Dataset listings of figures:

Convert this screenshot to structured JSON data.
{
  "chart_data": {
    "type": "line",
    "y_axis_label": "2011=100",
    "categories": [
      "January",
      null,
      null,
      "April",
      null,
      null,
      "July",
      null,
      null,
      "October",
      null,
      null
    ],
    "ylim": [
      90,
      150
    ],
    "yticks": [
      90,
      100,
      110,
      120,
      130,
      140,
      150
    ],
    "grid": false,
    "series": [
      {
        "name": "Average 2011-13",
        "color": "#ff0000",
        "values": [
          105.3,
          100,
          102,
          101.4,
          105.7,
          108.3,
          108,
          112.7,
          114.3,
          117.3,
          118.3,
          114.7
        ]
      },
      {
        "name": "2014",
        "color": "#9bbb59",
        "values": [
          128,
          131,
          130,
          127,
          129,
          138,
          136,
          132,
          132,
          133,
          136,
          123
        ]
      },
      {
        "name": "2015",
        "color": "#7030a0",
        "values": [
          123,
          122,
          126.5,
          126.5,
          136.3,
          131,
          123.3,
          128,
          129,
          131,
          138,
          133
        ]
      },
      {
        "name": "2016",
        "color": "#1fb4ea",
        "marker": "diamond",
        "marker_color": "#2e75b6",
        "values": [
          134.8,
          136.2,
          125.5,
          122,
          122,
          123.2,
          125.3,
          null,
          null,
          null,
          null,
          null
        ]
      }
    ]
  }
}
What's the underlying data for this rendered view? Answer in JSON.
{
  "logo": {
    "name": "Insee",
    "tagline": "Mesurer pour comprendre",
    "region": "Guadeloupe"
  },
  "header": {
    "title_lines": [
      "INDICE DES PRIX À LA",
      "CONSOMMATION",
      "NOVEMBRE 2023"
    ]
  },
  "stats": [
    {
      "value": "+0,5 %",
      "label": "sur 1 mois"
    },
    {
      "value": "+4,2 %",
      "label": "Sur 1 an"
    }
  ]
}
...
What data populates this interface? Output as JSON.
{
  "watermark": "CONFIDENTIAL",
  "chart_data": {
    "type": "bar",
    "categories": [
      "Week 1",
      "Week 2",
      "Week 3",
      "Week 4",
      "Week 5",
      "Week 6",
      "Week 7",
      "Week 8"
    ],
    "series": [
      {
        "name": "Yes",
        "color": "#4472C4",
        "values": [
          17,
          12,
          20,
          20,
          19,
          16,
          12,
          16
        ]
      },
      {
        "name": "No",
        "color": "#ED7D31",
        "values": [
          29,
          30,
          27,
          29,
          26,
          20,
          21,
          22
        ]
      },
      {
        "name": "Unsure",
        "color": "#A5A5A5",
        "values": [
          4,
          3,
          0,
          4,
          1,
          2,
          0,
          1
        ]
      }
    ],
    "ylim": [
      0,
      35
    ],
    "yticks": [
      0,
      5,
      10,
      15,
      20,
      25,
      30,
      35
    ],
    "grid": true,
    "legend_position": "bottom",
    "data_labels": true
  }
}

• **Exercise instructions**:
Check each line above for the string "this", then copy the ones that have it.

• **Correct answer**:
Convert this screenshot to structured JSON data.
What's the underlying data for this rendered view? Answer in JSON.
What data populates this interface? Output as JSON.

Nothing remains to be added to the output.